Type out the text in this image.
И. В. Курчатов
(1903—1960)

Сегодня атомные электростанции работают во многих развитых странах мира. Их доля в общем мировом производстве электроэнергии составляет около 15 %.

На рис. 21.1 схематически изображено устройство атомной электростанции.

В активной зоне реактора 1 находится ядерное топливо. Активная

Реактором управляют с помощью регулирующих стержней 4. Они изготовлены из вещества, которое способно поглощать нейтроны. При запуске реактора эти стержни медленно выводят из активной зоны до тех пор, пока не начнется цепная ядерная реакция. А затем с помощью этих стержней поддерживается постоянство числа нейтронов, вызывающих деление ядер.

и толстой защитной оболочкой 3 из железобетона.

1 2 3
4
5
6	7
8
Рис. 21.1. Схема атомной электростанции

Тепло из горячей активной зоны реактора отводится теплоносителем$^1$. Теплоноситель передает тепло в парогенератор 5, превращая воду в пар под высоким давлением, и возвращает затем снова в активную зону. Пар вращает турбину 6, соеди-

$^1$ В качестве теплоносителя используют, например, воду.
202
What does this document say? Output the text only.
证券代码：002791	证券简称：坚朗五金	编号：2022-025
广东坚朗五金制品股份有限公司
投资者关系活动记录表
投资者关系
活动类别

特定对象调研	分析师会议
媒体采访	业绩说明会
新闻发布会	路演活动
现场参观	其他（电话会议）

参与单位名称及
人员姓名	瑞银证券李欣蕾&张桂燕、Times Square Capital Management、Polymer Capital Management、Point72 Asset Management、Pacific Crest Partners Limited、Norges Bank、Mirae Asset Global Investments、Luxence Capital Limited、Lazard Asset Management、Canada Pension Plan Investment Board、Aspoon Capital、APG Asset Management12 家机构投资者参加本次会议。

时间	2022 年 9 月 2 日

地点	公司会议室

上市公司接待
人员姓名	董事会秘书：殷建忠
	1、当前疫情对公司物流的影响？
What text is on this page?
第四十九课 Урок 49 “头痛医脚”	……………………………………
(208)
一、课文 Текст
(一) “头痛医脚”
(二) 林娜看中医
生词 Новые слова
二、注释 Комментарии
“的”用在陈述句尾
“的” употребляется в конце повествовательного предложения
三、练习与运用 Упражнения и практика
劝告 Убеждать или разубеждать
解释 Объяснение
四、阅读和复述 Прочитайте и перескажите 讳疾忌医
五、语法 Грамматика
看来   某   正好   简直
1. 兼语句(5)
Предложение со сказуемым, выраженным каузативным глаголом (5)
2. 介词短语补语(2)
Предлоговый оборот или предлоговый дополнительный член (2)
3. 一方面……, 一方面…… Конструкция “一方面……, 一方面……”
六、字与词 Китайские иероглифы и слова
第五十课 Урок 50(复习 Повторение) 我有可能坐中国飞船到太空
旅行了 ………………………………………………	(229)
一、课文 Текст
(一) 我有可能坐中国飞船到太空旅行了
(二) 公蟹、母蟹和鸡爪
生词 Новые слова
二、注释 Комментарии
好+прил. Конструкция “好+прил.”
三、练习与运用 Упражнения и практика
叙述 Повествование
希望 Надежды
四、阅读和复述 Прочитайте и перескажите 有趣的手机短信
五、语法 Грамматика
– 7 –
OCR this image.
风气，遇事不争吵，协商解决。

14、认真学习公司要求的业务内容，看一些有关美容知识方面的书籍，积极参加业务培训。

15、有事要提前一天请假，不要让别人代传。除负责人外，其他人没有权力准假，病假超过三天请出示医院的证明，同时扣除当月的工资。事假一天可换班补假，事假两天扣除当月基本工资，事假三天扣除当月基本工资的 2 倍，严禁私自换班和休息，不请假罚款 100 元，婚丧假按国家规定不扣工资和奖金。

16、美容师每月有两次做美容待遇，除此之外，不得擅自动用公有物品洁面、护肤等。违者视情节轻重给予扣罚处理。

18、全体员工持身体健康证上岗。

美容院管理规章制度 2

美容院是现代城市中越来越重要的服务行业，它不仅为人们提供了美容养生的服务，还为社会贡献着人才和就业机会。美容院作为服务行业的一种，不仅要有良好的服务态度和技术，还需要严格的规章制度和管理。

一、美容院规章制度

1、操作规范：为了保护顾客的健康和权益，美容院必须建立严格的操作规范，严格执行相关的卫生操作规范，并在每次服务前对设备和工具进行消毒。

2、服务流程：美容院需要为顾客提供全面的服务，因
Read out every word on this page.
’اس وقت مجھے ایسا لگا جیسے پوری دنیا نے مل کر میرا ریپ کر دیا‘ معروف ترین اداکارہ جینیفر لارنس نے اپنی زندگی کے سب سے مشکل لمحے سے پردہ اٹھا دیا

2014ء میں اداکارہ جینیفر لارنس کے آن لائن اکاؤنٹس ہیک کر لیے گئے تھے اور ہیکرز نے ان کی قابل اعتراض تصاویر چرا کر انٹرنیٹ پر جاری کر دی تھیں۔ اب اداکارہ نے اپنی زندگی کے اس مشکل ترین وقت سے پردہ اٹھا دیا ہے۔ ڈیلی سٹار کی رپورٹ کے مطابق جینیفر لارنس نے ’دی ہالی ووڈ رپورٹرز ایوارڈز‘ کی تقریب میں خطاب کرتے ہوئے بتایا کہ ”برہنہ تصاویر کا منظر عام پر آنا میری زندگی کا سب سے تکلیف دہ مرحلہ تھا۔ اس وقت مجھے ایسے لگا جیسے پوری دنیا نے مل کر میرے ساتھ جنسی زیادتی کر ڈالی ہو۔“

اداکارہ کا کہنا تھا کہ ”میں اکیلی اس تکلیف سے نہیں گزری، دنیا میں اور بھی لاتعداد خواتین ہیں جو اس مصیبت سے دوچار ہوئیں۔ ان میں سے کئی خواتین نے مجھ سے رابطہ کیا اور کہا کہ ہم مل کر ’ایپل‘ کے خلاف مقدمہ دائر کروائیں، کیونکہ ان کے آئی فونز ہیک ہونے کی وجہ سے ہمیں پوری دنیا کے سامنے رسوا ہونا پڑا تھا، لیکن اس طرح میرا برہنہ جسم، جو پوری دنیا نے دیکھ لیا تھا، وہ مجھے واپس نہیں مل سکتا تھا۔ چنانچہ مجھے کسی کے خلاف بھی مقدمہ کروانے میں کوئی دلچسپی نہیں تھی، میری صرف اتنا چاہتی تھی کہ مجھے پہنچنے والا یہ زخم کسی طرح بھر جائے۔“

--*--

■ Aim of the exercise
Copy every line of the records above that holds the word "зоны".

■ Problem solution
Реактором управляют с помощью регулирующих стержней 4. Они изготовлены из вещества, которое способно поглощать нейтроны. При запуске реактора эти стержни медленно выводят из активной зоны до тех пор, пока не начнется цепная ядерная реакция. А затем с помощью этих стержней поддерживается постоянство числа нейтронов, вызывающих деление ядер.
Тепло из горячей активной зоны реактора отводится теплоносителем$^1$. Теплоноситель передает тепло в парогенератор 5, превращая воду в пар под высоким давлением, и возвращает затем снова в активную зону. Пар вращает турбину 6, соеди-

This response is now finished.